----- ENTRIES PROVIDED -----

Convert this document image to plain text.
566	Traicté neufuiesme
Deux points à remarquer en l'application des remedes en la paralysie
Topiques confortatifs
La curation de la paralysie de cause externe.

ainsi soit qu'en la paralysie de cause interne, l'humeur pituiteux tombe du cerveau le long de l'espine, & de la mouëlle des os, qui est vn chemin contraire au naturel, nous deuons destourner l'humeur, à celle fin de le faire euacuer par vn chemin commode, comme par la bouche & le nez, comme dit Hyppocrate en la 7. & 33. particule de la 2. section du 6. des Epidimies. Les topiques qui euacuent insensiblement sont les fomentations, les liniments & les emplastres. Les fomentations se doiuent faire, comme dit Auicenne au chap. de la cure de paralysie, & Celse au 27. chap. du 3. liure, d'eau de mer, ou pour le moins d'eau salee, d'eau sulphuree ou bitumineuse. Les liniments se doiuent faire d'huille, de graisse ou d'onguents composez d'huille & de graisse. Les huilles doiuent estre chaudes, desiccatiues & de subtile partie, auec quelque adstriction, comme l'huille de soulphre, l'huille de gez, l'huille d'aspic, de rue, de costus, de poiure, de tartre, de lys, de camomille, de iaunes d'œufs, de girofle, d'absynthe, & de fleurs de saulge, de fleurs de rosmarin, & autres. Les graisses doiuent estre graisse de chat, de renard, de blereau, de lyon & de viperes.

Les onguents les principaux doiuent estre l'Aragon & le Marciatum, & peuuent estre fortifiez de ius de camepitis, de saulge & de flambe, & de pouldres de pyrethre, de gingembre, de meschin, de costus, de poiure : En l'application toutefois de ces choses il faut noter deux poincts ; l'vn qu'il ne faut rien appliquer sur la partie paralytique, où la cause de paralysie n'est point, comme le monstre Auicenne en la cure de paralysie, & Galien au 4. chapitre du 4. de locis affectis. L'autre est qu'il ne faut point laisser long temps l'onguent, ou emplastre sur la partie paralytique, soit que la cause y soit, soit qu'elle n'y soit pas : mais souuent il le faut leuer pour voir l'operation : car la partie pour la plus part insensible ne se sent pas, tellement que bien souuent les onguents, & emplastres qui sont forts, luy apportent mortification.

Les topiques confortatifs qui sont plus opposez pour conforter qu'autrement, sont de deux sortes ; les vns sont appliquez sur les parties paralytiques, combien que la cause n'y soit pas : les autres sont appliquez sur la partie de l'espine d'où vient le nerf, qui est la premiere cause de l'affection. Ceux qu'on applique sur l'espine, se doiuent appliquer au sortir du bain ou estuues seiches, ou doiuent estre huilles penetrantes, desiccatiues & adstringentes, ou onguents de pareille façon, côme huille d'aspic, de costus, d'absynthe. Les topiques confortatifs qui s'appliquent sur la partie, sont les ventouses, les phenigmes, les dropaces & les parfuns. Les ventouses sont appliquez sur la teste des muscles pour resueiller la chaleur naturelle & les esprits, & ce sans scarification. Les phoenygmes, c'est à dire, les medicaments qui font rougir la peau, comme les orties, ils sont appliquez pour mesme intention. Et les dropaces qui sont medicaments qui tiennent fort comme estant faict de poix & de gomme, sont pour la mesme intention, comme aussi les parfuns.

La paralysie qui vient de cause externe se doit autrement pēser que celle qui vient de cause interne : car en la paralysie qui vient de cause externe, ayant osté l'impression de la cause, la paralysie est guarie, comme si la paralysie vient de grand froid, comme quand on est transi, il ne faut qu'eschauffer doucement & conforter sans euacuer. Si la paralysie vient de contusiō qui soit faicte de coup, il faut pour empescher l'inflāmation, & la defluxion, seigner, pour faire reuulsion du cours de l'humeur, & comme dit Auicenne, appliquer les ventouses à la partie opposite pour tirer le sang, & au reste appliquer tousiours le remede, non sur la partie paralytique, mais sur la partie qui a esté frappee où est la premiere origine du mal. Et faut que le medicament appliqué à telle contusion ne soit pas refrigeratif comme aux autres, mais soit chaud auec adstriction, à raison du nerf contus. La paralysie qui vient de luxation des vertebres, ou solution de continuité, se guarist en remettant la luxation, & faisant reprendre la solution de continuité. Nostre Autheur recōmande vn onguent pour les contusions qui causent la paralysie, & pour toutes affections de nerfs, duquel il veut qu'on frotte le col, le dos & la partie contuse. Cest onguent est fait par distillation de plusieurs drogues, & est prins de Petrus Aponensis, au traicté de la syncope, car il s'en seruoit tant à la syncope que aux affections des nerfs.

-----

» **THE PROBLEM**:
Transcribe all lines as written.

» **RESULT OF THIS TASK**:
Convert this document image to plain text.
566	Traicté neufuiesme
Deux points à remarquer en l'application des remedes en la paralysie
Topiques confortatifs
La curation de la paralysie de cause externe.

ainsi soit qu'en la paralysie de cause interne, l'humeur pituiteux tombe du cerveau le long de l'espine, & de la mouëlle des os, qui est vn chemin contraire au naturel, nous deuons destourner l'humeur, à celle fin de le faire euacuer par vn chemin commode, comme par la bouche & le nez, comme dit Hyppocrate en la 7. & 33. particule de la 2. section du 6. des Epidimies. Les topiques qui euacuent insensiblement sont les fomentations, les liniments & les emplastres. Les fomentations se doiuent faire, comme dit Auicenne au chap. de la cure de paralysie, & Celse au 27. chap. du 3. liure, d'eau de mer, ou pour le moins d'eau salee, d'eau sulphuree ou bitumineuse. Les liniments se doiuent faire d'huille, de graisse ou d'onguents composez d'huille & de graisse. Les huilles doiuent estre chaudes, desiccatiues & de subtile partie, auec quelque adstriction, comme l'huille de soulphre, l'huille de gez, l'huille d'aspic, de rue, de costus, de poiure, de tartre, de lys, de camomille, de iaunes d'œufs, de girofle, d'absynthe, & de fleurs de saulge, de fleurs de rosmarin, & autres. Les graisses doiuent estre graisse de chat, de renard, de blereau, de lyon & de viperes.

Les onguents les principaux doiuent estre l'Aragon & le Marciatum, & peuuent estre fortifiez de ius de camepitis, de saulge & de flambe, & de pouldres de pyrethre, de gingembre, de meschin, de costus, de poiure : En l'application toutefois de ces choses il faut noter deux poincts ; l'vn qu'il ne faut rien appliquer sur la partie paralytique, où la cause de paralysie n'est point, comme le monstre Auicenne en la cure de paralysie, & Galien au 4. chapitre du 4. de locis affectis. L'autre est qu'il ne faut point laisser long temps l'onguent, ou emplastre sur la partie paralytique, soit que la cause y soit, soit qu'elle n'y soit pas : mais souuent il le faut leuer pour voir l'operation : car la partie pour la plus part insensible ne se sent pas, tellement que bien souuent les onguents, & emplastres qui sont forts, luy apportent mortification.

Les topiques confortatifs qui sont plus opposez pour conforter qu'autrement, sont de deux sortes ; les vns sont appliquez sur les parties paralytiques, combien que la cause n'y soit pas : les autres sont appliquez sur la partie de l'espine d'où vient le nerf, qui est la premiere cause de l'affection. Ceux qu'on applique sur l'espine, se doiuent appliquer au sortir du bain ou estuues seiches, ou doiuent estre huilles penetrantes, desiccatiues & adstringentes, ou onguents de pareille façon, côme huille d'aspic, de costus, d'absynthe. Les topiques confortatifs qui s'appliquent sur la partie, sont les ventouses, les phenigmes, les dropaces & les parfuns. Les ventouses sont appliquez sur la teste des muscles pour resueiller la chaleur naturelle & les esprits, & ce sans scarification. Les phoenygmes, c'est à dire, les medicaments qui font rougir la peau, comme les orties, ils sont appliquez pour mesme intention. Et les dropaces qui sont medicaments qui tiennent fort comme estant faict de poix & de gomme, sont pour la mesme intention, comme aussi les parfuns.

La paralysie qui vient de cause externe se doit autrement pēser que celle qui vient de cause interne : car en la paralysie qui vient de cause externe, ayant osté l'impression de la cause, la paralysie est guarie, comme si la paralysie vient de grand froid, comme quand on est transi, il ne faut qu'eschauffer doucement & conforter sans euacuer. Si la paralysie vient de contusiō qui soit faicte de coup, il faut pour empescher l'inflāmation, & la defluxion, seigner, pour faire reuulsion du cours de l'humeur, & comme dit Auicenne, appliquer les ventouses à la partie opposite pour tirer le sang, & au reste appliquer tousiours le remede, non sur la partie paralytique, mais sur la partie qui a esté frappee où est la premiere origine du mal. Et faut que le medicament appliqué à telle contusion ne soit pas refrigeratif comme aux autres, mais soit chaud auec adstriction, à raison du nerf contus. La paralysie qui vient de luxation des vertebres, ou solution de continuité, se guarist en remettant la luxation, & faisant reprendre la solution de continuité. Nostre Autheur recōmande vn onguent pour les contusions qui causent la paralysie, & pour toutes affections de nerfs, duquel il veut qu'on frotte le col, le dos & la partie contuse. Cest onguent est fait par distillation de plusieurs drogues, & est prins de Petrus Aponensis, au traicté de la syncope, car il s'en seruoit tant à la syncope que aux affections des nerfs.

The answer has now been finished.